Stated task: Of all the lines here, how many include the string "JSON"? Answer with the number only.

## START Source data

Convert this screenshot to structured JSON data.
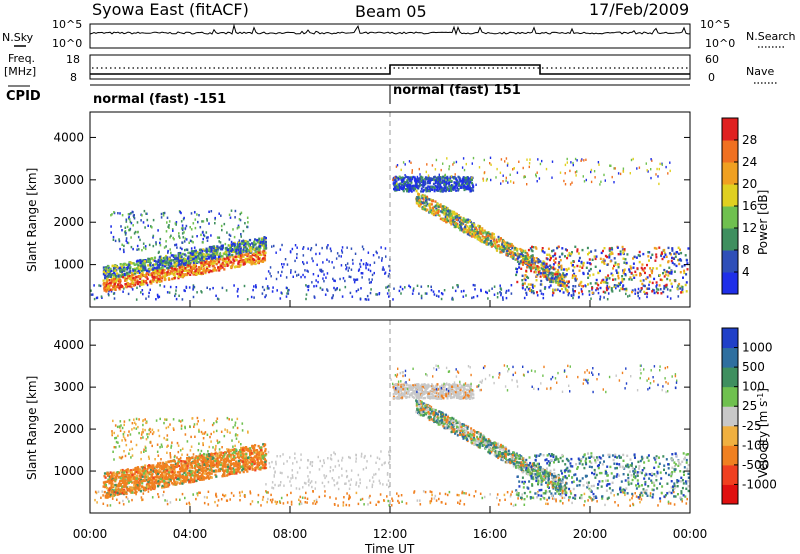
{
  "header": {
    "station": "Syowa East (fitACF)",
    "beam": "Beam 05",
    "date": "17/Feb/2009"
  },
  "strips": {
    "nsky_label": "N.Sky",
    "nsky_ticks": [
      "10^5",
      "10^0"
    ],
    "nsearch_label": "N.Search",
    "nsearch_ticks": [
      "10^5",
      "10^0"
    ],
    "freq_label_1": "Freq.",
    "freq_label_2": "[MHz]",
    "freq_ticks": [
      "18",
      "8"
    ],
    "nave_label": "Nave",
    "nave_ticks": [
      "60",
      "0"
    ],
    "cpid_label": "CPID",
    "cpid_1": "normal (fast) -151",
    "cpid_2": "normal (fast) 151"
  },
  "chart_data": [
    {
      "type": "heatmap",
      "name": "power",
      "ylabel": "Slant Range [km]",
      "xlabel": "Time UT",
      "x_ticks": [
        "00:00",
        "04:00",
        "08:00",
        "12:00",
        "16:00",
        "20:00",
        "00:00"
      ],
      "y_ticks": [
        "1000",
        "2000",
        "3000",
        "4000"
      ],
      "colorbar_label": "Power [dB]",
      "colorbar_ticks": [
        "4",
        "8",
        "12",
        "16",
        "20",
        "24",
        "28"
      ],
      "colors": [
        "#1f2fe8",
        "#2f4fb8",
        "#3f8f5f",
        "#6fc04f",
        "#e0d020",
        "#f0a020",
        "#f07020",
        "#e02020"
      ]
    },
    {
      "type": "heatmap",
      "name": "velocity",
      "ylabel": "Slant Range [km]",
      "xlabel": "Time UT",
      "x_ticks": [
        "00:00",
        "04:00",
        "08:00",
        "12:00",
        "16:00",
        "20:00",
        "00:00"
      ],
      "y_ticks": [
        "1000",
        "2000",
        "3000",
        "4000"
      ],
      "colorbar_label": "Velocity [m s",
      "colorbar_sup": "-1",
      "colorbar_ticks": [
        "1000",
        "500",
        "100",
        "25",
        "-25",
        "-100",
        "-500",
        "-1000"
      ],
      "colors": [
        "#2040c8",
        "#2f6f9f",
        "#3f8f5f",
        "#6fc04f",
        "#c8c8c8",
        "#f0b040",
        "#f08020",
        "#f04020",
        "#e01010"
      ]
    }
  ]
}
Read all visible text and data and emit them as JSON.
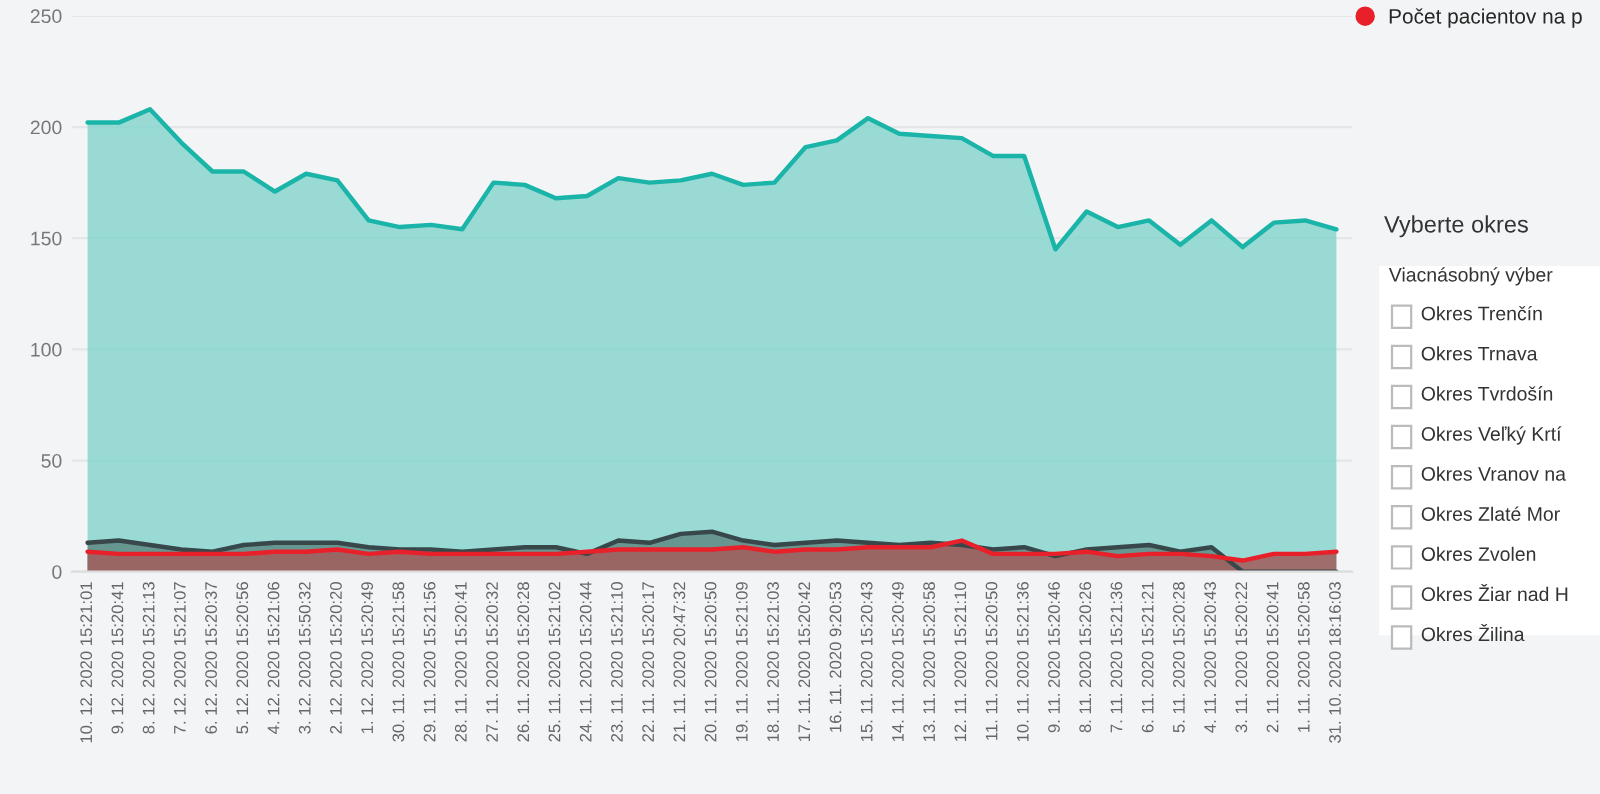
{
  "chart_data": {
    "type": "area",
    "categories": [
      "10. 12. 2020 15:21:01",
      "9. 12. 2020 15:20:41",
      "8. 12. 2020 15:21:13",
      "7. 12. 2020 15:21:07",
      "6. 12. 2020 15:20:37",
      "5. 12. 2020 15:20:56",
      "4. 12. 2020 15:21:06",
      "3. 12. 2020 15:50:32",
      "2. 12. 2020 15:20:20",
      "1. 12. 2020 15:20:49",
      "30. 11. 2020 15:21:58",
      "29. 11. 2020 15:21:56",
      "28. 11. 2020 15:20:41",
      "27. 11. 2020 15:20:32",
      "26. 11. 2020 15:20:28",
      "25. 11. 2020 15:21:02",
      "24. 11. 2020 15:20:44",
      "23. 11. 2020 15:21:10",
      "22. 11. 2020 15:20:17",
      "21. 11. 2020 20:47:32",
      "20. 11. 2020 15:20:50",
      "19. 11. 2020 15:21:09",
      "18. 11. 2020 15:21:03",
      "17. 11. 2020 15:20:42",
      "16. 11. 2020 9:20:53",
      "15. 11. 2020 15:20:43",
      "14. 11. 2020 15:20:49",
      "13. 11. 2020 15:20:58",
      "12. 11. 2020 15:21:10",
      "11. 11. 2020 15:20:50",
      "10. 11. 2020 15:21:36",
      "9. 11. 2020 15:20:46",
      "8. 11. 2020 15:20:26",
      "7. 11. 2020 15:21:36",
      "6. 11. 2020 15:21:21",
      "5. 11. 2020 15:20:28",
      "4. 11. 2020 15:20:43",
      "3. 11. 2020 15:20:22",
      "2. 11. 2020 15:20:41",
      "1. 11. 2020 15:20:58",
      "31. 10. 2020 18:16:03"
    ],
    "series": [
      {
        "color": "#1ab5a8",
        "values": [
          202,
          202,
          208,
          193,
          180,
          180,
          171,
          179,
          176,
          158,
          155,
          156,
          154,
          175,
          174,
          168,
          169,
          177,
          175,
          176,
          179,
          174,
          175,
          191,
          194,
          204,
          197,
          196,
          195,
          187,
          187,
          145,
          162,
          155,
          158,
          147,
          158,
          146,
          157,
          158,
          154
        ]
      },
      {
        "color": "#37474a",
        "values": [
          13,
          14,
          12,
          10,
          9,
          12,
          13,
          13,
          13,
          11,
          10,
          10,
          9,
          10,
          11,
          11,
          8,
          14,
          13,
          17,
          18,
          14,
          12,
          13,
          14,
          13,
          12,
          13,
          12,
          10,
          11,
          7,
          10,
          11,
          12,
          9,
          11,
          0,
          0,
          0,
          0
        ]
      },
      {
        "name": "Počet pacientov na p",
        "color": "#e8202a",
        "values": [
          9,
          8,
          8,
          8,
          8,
          8,
          9,
          9,
          10,
          8,
          9,
          8,
          8,
          8,
          8,
          8,
          9,
          10,
          10,
          10,
          10,
          11,
          9,
          10,
          10,
          11,
          11,
          11,
          14,
          8,
          8,
          8,
          9,
          7,
          8,
          8,
          7,
          5,
          8,
          8,
          9
        ]
      }
    ],
    "ylim": [
      0,
      250
    ],
    "yticks": [
      0,
      50,
      100,
      150,
      200,
      250
    ],
    "grid": "y",
    "legend": "top right",
    "annotations": [
      "Vyberte okres",
      "Viacnásobný výber",
      "Okres Trenčín",
      "Okres Trnava",
      "Okres Tvrdošín",
      "Okres Veľký Krtí",
      "Okres Vranov na",
      "Okres Zlaté Mor",
      "Okres Zvolen",
      "Okres Žiar nad H",
      "Okres Žilina"
    ]
  }
}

## END Source data

Reply to the task: 2